• SUPPLIED PASSAGE:

┄┄┄┄┄┄┄┄┄┄┄┄┄┄┄┄┄┄┄┄

Since version 3.7 Bison supports user-defined error messages: specify %define parse.error custom, and provide a yyreport_syntax_error function, something like:

int
yyreport_syntax_error (const yypcontext_t *ctx)
{
  int res = 0;
  YYLOCATION_PRINT (stderr, *yypcontext_location (ctx));
  fprintf (stderr, ": syntax error");
  // Report the tokens expected at this point.
  {
    enum { TOKENMAX = 10 };
    yysymbol_kind_t expected[TOKENMAX];
    int n = yypcontext_expected_tokens (ctx, expected, TOKENMAX);
    if (n < 0)
      // Forward errors to yyparse.
      res = n;
    else
      for (int i = 0; i < n; ++i)
        fprintf (stderr, "%s %s",
                 i == 0 ? ": expected" : " or", yysymbol_name (expected[i]));
  }
  // Report the unexpected token.
  {
    yysymbol_kind_t lookahead = yypcontext_token (ctx);
    if (lookahead != YYSYMBOL_YYEMPTY)
      fprintf (stderr, " before %s", yysymbol_name (lookahead));
  }
  fprintf (stderr, "\n");
  return res;
}

More about this in the The Syntax Error Reporting Function yyreport_syntax_error section of the documentation.

Original Answer (March 2013)

Bison is not the proper tool to generate custom error messages, yet its standard error messages are not too bad either, provided you enable %error-verbose. Have a look at the documentation: http://www.gnu.org/software/bison/manual/bison.html#Error-Reporting.

┄┄┄┄┄┄┄┄┄┄┄┄┄┄┄┄┄┄┄┄

• DATA SHOWN:
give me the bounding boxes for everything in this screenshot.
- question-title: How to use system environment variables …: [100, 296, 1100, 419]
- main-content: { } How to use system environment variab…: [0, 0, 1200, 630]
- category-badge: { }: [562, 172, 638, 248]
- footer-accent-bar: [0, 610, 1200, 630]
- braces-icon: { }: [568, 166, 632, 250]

┄┄┄┄┄┄┄┄┄┄┄┄┄┄┄┄┄┄┄┄

• REQUEST:
Write out the Bison error-message text word for word, everything from "Since version 3.7" down to "at this point.". None of the entries are needed here.

• SOLVED PROBLEM:
Since version 3.7 Bison supports user-defined error messages: specify %define parse.error custom, and provide a yyreport_syntax_error function, something like:

int
yyreport_syntax_error (const yypcontext_t *ctx)
{
  int res = 0;
  YYLOCATION_PRINT (stderr, *yypcontext_location (ctx));
  fprintf (stderr, ": syntax error");
  // Report the tokens expected at this point.